■ EXTRACTED INFORMATION ■

┌──

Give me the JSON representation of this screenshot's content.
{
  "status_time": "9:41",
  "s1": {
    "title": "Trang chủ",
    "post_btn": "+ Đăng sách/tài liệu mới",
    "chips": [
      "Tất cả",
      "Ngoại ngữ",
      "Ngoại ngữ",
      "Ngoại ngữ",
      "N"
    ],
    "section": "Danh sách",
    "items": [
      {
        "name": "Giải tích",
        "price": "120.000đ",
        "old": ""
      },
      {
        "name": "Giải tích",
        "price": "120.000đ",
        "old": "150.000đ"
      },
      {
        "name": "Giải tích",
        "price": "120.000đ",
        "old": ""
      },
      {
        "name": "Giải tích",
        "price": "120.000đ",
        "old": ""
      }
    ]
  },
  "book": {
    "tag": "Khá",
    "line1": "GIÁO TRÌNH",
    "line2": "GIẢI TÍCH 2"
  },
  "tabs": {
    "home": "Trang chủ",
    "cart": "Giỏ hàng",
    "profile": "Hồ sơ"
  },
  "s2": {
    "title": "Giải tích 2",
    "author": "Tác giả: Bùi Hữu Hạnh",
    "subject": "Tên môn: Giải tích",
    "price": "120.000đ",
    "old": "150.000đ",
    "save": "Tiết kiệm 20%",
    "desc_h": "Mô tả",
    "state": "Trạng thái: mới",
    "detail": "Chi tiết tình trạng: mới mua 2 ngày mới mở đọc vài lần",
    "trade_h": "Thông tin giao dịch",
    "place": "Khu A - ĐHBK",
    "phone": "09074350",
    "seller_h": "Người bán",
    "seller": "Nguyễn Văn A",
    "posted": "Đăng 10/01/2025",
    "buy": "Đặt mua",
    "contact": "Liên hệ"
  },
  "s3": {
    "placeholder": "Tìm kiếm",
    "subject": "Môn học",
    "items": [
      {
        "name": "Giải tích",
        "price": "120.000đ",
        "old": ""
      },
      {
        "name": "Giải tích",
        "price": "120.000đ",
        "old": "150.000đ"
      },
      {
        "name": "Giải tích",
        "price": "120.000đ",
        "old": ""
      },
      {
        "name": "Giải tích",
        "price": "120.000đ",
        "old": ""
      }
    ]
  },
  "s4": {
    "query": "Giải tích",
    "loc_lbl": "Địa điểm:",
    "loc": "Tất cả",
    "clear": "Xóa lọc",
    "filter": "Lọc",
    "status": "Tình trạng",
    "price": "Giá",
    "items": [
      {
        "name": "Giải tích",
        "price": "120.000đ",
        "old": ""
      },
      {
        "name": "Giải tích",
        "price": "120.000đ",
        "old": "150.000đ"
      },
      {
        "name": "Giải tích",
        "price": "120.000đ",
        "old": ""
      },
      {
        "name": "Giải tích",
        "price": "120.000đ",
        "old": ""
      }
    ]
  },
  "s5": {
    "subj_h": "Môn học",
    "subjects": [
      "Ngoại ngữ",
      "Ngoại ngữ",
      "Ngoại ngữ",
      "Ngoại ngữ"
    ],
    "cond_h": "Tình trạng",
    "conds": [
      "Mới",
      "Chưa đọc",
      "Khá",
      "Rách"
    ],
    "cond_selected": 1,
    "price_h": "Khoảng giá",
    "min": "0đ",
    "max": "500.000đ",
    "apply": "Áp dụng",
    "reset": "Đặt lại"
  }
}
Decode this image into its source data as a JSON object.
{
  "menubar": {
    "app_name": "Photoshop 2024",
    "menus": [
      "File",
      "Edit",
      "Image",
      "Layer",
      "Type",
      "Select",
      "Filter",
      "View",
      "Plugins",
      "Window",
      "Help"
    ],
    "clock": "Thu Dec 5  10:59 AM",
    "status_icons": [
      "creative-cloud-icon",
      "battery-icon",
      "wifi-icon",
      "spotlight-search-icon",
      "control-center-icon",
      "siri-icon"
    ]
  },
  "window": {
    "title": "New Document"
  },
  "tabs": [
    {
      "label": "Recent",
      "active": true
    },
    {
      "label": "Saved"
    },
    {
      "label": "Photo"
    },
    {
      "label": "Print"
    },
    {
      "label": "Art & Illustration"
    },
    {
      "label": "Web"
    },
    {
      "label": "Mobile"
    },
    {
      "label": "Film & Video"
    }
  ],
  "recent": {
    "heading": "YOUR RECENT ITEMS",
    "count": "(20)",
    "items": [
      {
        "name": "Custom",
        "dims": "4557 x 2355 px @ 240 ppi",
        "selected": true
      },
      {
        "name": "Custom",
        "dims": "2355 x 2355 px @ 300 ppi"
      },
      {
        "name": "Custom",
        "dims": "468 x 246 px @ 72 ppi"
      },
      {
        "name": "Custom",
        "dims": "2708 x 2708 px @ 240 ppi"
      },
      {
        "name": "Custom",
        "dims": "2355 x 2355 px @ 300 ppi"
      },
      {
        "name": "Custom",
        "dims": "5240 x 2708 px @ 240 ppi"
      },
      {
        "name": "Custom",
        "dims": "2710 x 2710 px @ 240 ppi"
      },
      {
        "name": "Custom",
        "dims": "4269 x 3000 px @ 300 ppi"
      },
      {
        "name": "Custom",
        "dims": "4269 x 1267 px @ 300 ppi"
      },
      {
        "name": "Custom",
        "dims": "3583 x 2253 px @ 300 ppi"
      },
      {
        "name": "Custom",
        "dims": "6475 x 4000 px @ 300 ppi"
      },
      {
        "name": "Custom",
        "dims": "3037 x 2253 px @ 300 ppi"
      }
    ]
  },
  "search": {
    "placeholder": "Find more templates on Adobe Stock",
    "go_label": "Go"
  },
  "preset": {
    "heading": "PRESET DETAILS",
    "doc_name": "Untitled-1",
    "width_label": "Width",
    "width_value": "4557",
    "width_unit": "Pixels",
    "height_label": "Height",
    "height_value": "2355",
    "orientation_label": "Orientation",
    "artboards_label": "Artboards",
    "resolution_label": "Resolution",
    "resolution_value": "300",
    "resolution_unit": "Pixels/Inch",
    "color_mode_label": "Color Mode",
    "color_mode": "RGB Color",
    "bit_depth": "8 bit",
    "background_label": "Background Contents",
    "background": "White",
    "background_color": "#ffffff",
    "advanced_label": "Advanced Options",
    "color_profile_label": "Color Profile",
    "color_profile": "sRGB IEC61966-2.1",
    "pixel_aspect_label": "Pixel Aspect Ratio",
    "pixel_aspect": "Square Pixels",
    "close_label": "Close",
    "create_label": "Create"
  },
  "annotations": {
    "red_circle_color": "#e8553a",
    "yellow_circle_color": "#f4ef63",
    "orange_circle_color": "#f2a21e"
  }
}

└──

■ GIVEN PROBLEM ■
Every line above that contains the word "heading" should be reported.

■ RESPONSE ■
    "heading": "YOUR RECENT ITEMS",
    "heading": "PRESET DETAILS",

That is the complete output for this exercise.